◆ Written instruction: Count how many lines hold the word "JSON" and give that number as the whole answer.

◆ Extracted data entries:

>>>

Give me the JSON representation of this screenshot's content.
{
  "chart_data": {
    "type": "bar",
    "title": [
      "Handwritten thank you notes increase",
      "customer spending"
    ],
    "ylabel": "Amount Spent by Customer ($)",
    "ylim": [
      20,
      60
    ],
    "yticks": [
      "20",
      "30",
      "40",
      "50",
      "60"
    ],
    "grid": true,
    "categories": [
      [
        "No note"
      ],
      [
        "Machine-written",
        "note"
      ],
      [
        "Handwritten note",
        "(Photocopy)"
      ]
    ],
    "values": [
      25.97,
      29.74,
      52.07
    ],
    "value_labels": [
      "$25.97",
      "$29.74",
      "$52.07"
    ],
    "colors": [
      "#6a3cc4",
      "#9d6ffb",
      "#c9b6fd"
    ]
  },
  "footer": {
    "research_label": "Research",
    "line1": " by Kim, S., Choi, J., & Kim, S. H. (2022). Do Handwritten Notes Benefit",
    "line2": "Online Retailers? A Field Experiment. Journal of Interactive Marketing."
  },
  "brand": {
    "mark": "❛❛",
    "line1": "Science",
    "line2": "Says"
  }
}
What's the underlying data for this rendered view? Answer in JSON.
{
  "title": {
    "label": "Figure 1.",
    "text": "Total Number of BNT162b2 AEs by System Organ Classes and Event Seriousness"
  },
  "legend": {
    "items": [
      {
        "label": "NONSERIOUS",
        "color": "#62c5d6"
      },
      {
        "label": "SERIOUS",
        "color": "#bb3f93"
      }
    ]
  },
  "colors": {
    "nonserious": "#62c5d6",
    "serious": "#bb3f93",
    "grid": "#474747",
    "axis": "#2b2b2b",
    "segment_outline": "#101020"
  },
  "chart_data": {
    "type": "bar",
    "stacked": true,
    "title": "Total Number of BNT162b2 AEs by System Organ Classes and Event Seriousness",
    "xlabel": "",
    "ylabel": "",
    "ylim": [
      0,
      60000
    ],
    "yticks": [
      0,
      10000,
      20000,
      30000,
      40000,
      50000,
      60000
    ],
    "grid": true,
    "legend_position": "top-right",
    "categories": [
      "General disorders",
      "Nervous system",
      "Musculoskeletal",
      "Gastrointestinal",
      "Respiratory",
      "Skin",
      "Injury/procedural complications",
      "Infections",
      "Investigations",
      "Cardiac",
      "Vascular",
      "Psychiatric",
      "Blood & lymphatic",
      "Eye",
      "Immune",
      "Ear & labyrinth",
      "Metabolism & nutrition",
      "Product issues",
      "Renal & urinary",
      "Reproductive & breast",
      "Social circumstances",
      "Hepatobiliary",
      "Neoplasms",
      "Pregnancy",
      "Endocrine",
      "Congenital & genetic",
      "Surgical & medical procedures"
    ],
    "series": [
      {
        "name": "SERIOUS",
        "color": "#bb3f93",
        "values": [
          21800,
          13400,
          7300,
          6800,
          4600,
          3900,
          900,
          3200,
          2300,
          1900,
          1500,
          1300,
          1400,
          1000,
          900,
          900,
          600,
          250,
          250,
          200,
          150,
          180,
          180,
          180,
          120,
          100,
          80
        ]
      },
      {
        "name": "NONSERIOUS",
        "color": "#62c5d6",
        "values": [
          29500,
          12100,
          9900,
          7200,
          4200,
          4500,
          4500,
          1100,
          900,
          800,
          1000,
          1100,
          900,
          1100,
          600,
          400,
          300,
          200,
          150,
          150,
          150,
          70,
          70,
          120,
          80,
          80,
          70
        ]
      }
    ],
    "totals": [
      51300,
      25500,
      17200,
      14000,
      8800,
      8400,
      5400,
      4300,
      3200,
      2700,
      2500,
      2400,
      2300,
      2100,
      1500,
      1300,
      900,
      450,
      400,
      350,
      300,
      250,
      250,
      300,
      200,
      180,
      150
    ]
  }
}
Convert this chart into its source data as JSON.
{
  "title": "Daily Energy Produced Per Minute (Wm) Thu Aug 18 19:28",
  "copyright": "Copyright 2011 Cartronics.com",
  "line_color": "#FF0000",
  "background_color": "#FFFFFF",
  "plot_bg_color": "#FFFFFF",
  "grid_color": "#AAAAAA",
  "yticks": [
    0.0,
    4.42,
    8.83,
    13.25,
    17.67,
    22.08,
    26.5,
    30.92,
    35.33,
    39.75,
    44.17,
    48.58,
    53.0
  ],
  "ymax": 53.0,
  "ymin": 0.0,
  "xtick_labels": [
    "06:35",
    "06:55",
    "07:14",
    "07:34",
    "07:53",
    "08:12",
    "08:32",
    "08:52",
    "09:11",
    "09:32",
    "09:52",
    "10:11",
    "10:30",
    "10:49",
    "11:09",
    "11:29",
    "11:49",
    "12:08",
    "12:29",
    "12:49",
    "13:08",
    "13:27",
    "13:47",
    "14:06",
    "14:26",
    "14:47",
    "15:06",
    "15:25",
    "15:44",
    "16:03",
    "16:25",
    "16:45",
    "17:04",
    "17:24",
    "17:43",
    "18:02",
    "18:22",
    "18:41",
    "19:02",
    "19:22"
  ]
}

<<<

◆ Output of the exercise: 3